Aim of the exercise = Scan the data below for the string "price". Show every line where it turns up.
— BEGIN Data provided —
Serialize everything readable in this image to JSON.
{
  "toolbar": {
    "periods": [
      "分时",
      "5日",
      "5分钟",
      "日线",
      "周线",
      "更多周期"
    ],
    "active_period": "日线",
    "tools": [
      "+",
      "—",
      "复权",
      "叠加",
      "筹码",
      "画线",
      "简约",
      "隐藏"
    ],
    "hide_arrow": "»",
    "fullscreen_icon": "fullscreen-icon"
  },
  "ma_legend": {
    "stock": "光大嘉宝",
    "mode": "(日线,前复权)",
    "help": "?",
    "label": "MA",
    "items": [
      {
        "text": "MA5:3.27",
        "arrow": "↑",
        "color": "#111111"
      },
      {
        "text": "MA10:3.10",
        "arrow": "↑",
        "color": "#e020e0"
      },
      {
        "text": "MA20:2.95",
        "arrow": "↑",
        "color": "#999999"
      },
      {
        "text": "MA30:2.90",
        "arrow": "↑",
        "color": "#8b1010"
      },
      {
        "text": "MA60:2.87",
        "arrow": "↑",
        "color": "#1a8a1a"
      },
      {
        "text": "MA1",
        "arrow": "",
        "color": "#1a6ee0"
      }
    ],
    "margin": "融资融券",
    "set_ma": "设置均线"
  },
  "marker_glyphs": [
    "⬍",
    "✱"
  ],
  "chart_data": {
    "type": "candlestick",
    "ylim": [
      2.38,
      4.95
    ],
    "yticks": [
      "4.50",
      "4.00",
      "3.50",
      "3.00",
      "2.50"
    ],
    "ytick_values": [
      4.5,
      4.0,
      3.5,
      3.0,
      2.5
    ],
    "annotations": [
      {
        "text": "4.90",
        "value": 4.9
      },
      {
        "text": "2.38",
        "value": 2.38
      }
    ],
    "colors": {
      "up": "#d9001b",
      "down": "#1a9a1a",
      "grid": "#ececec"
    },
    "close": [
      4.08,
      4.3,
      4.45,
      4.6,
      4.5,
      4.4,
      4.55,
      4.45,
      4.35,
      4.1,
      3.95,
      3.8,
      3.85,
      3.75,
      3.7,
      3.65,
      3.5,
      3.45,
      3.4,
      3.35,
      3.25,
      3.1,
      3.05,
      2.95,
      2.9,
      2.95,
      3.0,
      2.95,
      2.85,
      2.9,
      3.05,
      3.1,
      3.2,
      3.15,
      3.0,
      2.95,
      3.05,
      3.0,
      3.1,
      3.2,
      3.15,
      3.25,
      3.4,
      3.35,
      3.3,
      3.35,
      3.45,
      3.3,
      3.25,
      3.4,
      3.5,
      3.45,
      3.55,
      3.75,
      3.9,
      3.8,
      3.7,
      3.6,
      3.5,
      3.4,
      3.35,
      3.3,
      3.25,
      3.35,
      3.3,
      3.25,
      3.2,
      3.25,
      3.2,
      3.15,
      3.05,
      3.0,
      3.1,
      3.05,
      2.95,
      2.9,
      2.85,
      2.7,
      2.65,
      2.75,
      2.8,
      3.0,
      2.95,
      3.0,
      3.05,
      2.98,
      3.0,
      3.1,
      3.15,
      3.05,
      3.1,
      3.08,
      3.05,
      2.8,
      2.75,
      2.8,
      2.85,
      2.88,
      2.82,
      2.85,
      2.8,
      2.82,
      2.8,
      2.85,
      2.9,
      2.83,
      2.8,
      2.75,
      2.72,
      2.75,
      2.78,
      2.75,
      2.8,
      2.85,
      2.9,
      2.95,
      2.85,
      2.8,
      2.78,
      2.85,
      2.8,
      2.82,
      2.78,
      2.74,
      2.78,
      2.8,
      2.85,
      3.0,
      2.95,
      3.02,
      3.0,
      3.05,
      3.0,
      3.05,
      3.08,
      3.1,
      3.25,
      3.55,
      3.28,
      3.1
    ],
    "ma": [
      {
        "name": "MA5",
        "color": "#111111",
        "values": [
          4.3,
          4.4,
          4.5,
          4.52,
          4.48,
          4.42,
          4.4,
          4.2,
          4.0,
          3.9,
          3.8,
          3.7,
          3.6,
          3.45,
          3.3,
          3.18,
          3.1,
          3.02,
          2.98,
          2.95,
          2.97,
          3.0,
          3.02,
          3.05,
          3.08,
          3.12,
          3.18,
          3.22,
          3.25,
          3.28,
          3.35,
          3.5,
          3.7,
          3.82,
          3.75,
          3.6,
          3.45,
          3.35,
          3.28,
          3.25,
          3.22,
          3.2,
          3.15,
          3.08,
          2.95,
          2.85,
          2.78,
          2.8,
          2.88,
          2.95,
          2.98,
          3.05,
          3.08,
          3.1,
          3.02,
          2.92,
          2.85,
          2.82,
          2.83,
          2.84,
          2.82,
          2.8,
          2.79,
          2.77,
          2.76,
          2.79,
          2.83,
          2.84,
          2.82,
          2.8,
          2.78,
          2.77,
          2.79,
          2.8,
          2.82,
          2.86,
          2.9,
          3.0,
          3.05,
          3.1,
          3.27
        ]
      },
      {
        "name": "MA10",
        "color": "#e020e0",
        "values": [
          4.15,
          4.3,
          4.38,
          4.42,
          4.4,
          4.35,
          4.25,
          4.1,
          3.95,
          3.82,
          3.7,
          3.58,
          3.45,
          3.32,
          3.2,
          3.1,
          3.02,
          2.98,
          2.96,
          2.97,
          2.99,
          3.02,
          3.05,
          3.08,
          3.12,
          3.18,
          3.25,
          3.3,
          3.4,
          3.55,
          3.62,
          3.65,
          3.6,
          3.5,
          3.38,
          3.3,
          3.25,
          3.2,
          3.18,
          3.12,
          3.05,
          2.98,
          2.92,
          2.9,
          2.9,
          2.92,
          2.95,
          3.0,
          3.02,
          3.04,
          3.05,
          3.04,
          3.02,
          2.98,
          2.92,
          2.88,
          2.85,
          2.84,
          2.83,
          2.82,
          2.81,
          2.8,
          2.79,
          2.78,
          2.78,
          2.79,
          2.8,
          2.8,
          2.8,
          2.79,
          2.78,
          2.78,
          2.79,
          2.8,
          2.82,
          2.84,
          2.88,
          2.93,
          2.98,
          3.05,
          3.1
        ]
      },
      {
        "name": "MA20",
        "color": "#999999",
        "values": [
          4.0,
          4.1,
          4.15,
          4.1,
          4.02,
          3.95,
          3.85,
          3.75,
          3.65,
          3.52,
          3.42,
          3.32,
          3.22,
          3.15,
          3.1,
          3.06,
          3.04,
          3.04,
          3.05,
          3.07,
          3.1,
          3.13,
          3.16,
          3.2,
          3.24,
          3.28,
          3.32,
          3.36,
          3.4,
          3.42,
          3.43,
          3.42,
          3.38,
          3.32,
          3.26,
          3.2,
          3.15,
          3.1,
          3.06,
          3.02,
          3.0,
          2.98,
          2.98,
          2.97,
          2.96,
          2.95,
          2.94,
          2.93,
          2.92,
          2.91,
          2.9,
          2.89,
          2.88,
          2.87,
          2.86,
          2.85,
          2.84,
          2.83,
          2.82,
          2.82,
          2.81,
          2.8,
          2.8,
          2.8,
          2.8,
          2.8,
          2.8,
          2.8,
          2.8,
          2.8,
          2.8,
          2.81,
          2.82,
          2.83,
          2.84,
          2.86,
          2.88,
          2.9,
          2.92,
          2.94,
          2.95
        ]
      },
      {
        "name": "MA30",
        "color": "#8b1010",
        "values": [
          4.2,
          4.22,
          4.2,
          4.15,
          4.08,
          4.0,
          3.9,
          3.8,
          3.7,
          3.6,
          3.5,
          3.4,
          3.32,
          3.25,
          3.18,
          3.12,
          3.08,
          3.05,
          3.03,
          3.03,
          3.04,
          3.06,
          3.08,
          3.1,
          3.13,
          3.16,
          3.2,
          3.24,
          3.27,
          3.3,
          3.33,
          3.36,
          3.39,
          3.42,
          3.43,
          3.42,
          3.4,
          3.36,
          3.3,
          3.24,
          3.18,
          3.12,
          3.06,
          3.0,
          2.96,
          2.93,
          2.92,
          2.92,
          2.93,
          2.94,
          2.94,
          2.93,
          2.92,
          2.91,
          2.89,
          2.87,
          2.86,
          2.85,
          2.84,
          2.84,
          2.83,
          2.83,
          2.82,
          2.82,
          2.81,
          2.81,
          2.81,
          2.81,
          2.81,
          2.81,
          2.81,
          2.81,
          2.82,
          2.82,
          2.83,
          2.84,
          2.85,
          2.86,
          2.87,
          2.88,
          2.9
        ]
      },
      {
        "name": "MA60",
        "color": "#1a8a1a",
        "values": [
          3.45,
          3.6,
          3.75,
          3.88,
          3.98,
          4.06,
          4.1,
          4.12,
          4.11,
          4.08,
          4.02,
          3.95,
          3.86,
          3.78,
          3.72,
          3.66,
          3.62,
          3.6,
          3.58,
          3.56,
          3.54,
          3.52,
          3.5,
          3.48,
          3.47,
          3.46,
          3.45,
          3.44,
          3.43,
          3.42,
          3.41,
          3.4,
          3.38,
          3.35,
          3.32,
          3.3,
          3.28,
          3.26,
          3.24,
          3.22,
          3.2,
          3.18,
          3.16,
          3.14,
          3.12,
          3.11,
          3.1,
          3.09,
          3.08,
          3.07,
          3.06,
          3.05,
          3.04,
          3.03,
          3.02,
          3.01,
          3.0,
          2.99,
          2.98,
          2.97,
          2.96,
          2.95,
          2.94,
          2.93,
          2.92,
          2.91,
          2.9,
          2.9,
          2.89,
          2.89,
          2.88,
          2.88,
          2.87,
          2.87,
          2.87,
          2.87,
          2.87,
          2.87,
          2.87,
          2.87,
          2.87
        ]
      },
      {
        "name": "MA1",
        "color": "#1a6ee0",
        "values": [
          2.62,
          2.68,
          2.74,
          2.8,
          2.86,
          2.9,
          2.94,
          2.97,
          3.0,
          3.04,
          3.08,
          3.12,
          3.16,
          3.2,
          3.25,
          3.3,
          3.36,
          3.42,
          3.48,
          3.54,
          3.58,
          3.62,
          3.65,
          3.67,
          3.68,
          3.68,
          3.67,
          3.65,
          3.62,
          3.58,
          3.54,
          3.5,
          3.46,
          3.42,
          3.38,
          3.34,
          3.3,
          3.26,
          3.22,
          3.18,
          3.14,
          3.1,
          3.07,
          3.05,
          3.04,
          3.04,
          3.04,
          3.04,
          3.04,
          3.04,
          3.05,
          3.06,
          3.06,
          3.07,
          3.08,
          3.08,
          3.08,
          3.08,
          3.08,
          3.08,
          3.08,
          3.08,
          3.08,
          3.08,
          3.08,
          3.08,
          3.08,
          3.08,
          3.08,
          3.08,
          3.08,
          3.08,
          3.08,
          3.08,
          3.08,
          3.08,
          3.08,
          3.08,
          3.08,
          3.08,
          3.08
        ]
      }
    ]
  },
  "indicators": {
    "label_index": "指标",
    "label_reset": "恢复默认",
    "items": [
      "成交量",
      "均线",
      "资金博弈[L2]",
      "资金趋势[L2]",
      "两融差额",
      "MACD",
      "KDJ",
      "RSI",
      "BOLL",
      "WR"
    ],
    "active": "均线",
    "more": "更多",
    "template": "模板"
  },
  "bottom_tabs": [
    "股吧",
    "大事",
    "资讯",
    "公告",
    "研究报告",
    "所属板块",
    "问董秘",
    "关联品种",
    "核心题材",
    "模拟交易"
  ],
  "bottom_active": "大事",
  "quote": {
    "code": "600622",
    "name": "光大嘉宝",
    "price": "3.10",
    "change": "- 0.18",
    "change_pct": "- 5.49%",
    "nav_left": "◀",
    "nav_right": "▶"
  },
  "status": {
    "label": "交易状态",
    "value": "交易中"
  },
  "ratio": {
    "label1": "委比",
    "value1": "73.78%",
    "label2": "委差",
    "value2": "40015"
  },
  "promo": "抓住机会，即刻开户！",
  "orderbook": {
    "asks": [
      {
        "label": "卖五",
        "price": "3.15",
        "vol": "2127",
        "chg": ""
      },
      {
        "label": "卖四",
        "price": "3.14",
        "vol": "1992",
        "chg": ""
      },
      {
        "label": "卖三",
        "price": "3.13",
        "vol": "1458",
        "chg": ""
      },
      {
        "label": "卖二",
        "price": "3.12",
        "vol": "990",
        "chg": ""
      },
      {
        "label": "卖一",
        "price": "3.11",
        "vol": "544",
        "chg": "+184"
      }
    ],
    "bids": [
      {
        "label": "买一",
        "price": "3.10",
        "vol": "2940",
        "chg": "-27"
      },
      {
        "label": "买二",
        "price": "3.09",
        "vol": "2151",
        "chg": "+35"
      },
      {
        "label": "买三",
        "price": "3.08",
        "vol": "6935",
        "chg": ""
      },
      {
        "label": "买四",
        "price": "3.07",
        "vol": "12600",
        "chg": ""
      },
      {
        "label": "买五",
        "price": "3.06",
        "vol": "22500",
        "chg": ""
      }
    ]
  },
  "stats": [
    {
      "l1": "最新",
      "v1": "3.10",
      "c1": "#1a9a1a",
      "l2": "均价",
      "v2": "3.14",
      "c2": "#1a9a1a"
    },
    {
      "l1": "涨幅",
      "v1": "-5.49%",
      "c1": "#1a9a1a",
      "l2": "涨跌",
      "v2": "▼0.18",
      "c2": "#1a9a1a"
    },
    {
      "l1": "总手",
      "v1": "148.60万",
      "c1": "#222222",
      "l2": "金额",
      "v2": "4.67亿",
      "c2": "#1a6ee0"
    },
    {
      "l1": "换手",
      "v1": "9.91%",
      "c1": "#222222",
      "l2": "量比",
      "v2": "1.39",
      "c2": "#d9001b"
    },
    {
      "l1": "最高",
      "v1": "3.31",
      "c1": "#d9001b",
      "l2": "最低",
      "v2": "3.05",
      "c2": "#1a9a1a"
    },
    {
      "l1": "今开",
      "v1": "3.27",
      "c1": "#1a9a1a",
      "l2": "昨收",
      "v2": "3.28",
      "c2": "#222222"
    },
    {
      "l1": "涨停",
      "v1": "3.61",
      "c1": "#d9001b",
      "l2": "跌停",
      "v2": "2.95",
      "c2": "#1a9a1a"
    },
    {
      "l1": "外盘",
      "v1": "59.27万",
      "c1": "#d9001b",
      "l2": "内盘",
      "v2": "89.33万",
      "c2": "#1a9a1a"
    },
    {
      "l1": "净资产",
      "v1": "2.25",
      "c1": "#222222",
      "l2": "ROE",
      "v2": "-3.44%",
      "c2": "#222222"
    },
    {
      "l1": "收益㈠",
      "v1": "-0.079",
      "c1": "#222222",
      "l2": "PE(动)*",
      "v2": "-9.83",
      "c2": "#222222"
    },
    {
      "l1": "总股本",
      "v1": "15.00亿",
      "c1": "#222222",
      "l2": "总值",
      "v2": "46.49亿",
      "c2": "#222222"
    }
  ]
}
— END Data provided —
Written solution =
    "price": "3.10",
        "price": "3.15",
        "price": "3.14",
        "price": "3.13",
        "price": "3.12",
        "price": "3.11",
        "price": "3.10",
        "price": "3.09",
        "price": "3.08",
        "price": "3.07",
        "price": "3.06",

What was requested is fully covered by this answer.